start
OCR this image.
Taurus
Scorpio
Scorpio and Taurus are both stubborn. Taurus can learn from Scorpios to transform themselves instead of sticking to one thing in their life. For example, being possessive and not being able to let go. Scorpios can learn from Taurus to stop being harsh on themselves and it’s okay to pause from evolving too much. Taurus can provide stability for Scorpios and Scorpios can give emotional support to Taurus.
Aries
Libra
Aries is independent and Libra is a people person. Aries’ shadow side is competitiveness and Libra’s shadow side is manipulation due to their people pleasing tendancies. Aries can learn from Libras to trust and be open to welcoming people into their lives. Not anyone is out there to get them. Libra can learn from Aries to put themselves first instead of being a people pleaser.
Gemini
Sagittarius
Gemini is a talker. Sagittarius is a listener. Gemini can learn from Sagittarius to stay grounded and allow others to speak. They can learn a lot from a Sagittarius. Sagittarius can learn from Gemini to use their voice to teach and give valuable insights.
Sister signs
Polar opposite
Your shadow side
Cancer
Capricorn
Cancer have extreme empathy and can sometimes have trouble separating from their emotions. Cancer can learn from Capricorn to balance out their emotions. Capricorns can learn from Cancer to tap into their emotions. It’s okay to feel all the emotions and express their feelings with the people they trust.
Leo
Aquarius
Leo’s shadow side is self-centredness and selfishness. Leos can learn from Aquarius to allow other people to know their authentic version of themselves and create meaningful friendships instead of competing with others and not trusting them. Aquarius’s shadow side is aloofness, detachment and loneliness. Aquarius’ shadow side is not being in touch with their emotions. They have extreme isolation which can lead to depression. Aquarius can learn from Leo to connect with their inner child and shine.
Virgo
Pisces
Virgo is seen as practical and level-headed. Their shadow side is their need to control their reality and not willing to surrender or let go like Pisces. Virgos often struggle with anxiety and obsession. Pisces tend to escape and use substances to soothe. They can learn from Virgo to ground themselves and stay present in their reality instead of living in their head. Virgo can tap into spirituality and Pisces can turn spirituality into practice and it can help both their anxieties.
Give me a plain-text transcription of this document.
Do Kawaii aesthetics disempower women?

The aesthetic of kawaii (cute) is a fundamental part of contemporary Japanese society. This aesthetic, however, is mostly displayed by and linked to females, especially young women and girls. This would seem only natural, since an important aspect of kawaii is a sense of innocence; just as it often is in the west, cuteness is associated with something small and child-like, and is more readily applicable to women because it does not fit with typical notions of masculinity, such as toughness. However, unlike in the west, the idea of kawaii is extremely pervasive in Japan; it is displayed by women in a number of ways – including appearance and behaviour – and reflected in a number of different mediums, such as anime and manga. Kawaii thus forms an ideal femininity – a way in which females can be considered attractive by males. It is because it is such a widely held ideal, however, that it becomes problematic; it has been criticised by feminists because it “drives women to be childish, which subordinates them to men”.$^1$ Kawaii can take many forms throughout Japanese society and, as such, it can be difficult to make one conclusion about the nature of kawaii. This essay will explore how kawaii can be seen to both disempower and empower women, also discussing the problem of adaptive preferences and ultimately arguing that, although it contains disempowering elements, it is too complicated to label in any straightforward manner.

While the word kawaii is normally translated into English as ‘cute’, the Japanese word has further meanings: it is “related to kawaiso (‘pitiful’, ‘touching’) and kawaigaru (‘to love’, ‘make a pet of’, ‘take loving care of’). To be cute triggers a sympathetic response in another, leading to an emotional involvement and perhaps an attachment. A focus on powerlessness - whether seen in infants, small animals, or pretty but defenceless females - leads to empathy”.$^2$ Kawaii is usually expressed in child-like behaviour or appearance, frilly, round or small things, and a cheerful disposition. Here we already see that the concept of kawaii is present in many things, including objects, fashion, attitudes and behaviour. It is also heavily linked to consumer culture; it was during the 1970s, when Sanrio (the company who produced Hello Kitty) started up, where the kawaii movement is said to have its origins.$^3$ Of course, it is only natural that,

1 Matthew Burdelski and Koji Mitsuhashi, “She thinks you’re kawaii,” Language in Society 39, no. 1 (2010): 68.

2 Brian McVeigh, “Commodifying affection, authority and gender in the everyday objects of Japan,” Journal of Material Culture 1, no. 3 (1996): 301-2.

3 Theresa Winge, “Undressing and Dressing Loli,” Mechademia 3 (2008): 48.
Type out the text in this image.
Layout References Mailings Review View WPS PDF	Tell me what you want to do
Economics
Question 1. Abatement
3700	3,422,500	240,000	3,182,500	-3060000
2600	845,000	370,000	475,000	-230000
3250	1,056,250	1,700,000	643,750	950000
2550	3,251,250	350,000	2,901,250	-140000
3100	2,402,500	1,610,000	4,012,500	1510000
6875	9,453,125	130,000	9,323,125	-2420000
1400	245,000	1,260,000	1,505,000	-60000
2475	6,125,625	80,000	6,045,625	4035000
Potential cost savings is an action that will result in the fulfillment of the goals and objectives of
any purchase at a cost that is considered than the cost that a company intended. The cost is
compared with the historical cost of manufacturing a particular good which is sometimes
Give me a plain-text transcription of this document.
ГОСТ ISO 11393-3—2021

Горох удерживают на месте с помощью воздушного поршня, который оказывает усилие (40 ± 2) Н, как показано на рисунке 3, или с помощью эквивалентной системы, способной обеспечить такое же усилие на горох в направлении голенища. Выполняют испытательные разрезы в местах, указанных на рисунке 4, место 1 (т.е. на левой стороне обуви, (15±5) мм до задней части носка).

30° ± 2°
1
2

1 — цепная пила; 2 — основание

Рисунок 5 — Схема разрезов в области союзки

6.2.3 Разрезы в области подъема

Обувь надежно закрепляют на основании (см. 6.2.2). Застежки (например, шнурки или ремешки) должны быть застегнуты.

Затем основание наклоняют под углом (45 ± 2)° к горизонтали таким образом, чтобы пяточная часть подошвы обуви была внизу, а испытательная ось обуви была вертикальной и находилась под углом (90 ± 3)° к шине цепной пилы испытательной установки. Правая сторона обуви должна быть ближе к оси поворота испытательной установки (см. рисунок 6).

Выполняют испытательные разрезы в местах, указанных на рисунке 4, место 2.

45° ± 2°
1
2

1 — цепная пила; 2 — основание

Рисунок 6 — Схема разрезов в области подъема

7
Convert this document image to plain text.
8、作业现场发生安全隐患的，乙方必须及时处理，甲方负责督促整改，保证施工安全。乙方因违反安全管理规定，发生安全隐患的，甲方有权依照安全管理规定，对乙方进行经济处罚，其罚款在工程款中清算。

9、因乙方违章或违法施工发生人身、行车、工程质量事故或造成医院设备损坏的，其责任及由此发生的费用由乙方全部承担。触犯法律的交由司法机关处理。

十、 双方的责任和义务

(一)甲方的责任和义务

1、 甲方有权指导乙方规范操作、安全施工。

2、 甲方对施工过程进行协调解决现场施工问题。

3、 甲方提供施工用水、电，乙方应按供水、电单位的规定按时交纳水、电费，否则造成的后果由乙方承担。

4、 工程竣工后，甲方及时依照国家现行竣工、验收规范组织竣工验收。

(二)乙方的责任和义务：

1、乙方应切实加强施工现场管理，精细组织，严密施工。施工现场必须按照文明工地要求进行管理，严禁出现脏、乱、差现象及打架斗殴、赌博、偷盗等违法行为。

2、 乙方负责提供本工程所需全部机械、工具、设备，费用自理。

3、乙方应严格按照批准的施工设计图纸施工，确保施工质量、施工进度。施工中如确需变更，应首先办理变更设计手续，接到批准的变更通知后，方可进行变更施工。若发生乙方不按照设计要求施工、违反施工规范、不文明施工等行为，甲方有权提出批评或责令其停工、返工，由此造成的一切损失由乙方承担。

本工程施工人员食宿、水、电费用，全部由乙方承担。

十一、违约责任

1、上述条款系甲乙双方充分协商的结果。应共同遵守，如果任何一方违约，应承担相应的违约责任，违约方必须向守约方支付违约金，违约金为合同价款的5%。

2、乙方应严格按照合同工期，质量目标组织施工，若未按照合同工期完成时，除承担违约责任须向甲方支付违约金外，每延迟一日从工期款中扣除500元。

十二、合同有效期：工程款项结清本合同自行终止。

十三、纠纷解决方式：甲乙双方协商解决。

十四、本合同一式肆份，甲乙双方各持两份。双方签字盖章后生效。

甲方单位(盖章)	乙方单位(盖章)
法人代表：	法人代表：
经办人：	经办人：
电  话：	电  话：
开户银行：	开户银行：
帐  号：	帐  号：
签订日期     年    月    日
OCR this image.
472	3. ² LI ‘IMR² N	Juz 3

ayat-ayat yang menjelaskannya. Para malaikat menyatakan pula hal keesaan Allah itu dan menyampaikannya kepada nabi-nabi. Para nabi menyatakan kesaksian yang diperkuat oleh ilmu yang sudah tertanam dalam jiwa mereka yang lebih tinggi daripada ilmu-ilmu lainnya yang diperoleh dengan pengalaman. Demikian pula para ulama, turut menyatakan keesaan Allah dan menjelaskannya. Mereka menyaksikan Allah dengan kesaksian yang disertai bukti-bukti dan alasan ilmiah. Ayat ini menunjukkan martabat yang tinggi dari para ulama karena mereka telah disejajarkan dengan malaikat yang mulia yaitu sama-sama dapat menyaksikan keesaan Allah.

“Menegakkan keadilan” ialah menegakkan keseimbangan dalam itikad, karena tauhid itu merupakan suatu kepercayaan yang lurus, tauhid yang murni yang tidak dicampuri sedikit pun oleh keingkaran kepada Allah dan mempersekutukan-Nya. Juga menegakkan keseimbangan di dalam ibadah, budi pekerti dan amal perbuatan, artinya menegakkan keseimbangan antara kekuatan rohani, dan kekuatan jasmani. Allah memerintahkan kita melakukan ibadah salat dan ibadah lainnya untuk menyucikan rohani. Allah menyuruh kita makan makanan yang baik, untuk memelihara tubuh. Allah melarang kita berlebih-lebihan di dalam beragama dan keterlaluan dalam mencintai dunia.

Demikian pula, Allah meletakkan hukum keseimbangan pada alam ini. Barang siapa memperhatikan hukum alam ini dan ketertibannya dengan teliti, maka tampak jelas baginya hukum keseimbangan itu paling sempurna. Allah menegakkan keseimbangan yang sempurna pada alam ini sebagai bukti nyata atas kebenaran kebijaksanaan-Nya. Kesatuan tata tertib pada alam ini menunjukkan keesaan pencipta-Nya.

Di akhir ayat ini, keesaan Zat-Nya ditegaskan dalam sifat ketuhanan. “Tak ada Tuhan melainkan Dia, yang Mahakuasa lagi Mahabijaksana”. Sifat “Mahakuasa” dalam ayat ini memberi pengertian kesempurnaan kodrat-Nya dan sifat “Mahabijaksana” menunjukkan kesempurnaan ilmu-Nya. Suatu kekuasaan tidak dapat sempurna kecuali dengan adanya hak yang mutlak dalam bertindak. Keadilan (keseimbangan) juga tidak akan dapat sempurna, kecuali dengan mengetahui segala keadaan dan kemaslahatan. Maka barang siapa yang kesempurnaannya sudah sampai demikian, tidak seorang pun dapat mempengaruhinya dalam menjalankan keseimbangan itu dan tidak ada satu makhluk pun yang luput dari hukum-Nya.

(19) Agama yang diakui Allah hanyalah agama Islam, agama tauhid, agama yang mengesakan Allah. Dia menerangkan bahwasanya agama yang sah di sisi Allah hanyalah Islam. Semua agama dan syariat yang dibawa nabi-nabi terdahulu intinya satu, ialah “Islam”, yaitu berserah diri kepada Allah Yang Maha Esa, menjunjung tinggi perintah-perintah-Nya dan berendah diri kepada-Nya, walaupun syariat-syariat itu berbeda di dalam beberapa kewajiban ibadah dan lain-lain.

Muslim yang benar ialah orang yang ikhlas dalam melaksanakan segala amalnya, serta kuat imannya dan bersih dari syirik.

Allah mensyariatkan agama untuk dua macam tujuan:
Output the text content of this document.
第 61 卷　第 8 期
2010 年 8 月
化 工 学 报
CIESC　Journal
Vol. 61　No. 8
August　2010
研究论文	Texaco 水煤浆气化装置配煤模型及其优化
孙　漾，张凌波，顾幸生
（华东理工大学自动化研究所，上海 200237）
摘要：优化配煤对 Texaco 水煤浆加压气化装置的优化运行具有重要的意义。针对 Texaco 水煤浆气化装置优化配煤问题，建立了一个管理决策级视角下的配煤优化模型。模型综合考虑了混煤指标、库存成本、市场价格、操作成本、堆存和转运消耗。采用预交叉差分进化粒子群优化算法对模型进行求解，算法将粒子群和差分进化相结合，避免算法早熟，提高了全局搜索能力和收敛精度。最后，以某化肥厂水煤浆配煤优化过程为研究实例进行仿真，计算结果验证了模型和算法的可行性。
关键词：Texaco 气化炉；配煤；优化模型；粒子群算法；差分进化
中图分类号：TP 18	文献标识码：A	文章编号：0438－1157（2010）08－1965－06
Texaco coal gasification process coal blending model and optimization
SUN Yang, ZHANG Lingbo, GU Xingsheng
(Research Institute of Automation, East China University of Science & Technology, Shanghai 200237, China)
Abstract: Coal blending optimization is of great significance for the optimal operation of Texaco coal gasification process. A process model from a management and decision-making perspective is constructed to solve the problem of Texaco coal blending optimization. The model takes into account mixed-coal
end
* Short task:
From the data, list each line in which the string "nabi" appears.

* Answer for this exercise:
ayat-ayat yang menjelaskannya. Para malaikat menyatakan pula hal keesaan Allah itu dan menyampaikannya kepada nabi-nabi. Para nabi menyatakan kesaksian yang diperkuat oleh ilmu yang sudah tertanam dalam jiwa mereka yang lebih tinggi daripada ilmu-ilmu lainnya yang diperoleh dengan pengalaman. Demikian pula para ulama, turut menyatakan keesaan Allah dan menjelaskannya. Mereka menyaksikan Allah dengan kesaksian yang disertai bukti-bukti dan alasan ilmiah. Ayat ini menunjukkan martabat yang tinggi dari para ulama karena mereka telah disejajarkan dengan malaikat yang mulia yaitu sama-sama dapat menyaksikan keesaan Allah.
(19) Agama yang diakui Allah hanyalah agama Islam, agama tauhid, agama yang mengesakan Allah. Dia menerangkan bahwasanya agama yang sah di sisi Allah hanyalah Islam. Semua agama dan syariat yang dibawa nabi-nabi terdahulu intinya satu, ialah “Islam”, yaitu berserah diri kepada Allah Yang Maha Esa, menjunjung tinggi perintah-perintah-Nya dan berendah diri kepada-Nya, walaupun syariat-syariat itu berbeda di dalam beberapa kewajiban ibadah dan lain-lain.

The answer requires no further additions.